Data records:
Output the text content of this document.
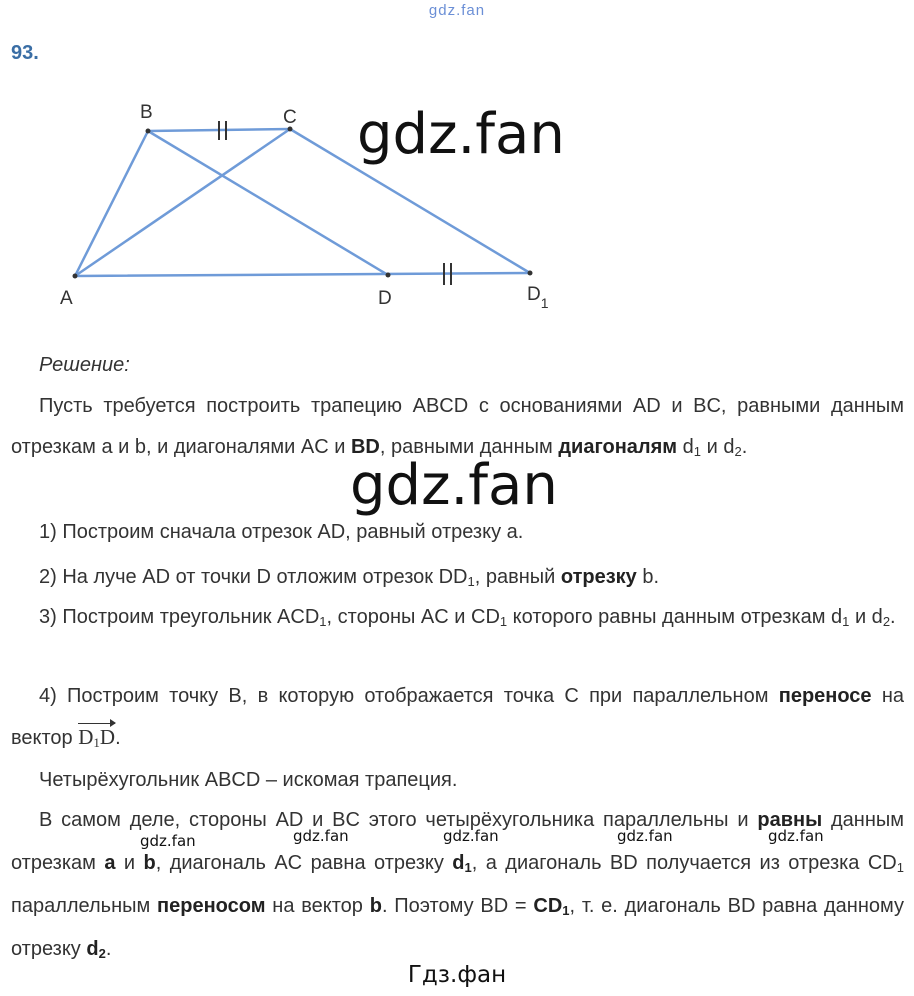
gdz.fan
93.
B	C
A	D	$D_1$
gdz.fan
Решение:

Пусть требуется построить трапецию ABCD с основаниями AD и BC, равными данным отрезкам a и b, и диагоналями AC и BD, равными данным диагоналям $d_1$ и $d_2$.

gdz.fan

1) Построим сначала отрезок AD, равный отрезку a.

2) На луче AD от точки D отложим отрезок $DD_1$, равный отрезку b.

3) Построим треугольник $ACD_1$, стороны AC и $CD_1$ которого равны данным отрезкам $d_1$ и $d_2$.

4) Построим точку B, в которую отображается точка C при параллельном переносе на вектор $D_1D$.

Четырёхугольник ABCD – искомая трапеция.

В самом деле, стороны AD и BC этого четырёхугольника параллельны и равны данным отрезкам a и b, диагональ AC равна отрезку $d_1$, а диагональ BD получается из отрезка $CD_1$ параллельным переносом на вектор b. Поэтому BD = $CD_1$, т. е. диагональ BD равна данному отрезку $d_2$.

gdz.fan	gdz.fan	gdz.fan	gdz.fan	gdz.fan
Гдз.фан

Challenge:
Leave the pictures out and copy the rest of the data exactly.

Answer for the task:
Output the text content of this document.
gdz.fan
93.
B	C
A	D	$D_1$
gdz.fan
Решение:

Пусть требуется построить трапецию ABCD с основаниями AD и BC, равными данным отрезкам a и b, и диагоналями AC и BD, равными данным диагоналям $d_1$ и $d_2$.

gdz.fan

1) Построим сначала отрезок AD, равный отрезку a.

2) На луче AD от точки D отложим отрезок $DD_1$, равный отрезку b.

3) Построим треугольник $ACD_1$, стороны AC и $CD_1$ которого равны данным отрезкам $d_1$ и $d_2$.

4) Построим точку B, в которую отображается точка C при параллельном переносе на вектор $D_1D$.

Четырёхугольник ABCD – искомая трапеция.

В самом деле, стороны AD и BC этого четырёхугольника параллельны и равны данным отрезкам a и b, диагональ AC равна отрезку $d_1$, а диагональ BD получается из отрезка $CD_1$ параллельным переносом на вектор b. Поэтому BD = $CD_1$, т. е. диагональ BD равна данному отрезку $d_2$.

gdz.fan	gdz.fan	gdz.fan	gdz.fan	gdz.fan
Гдз.фан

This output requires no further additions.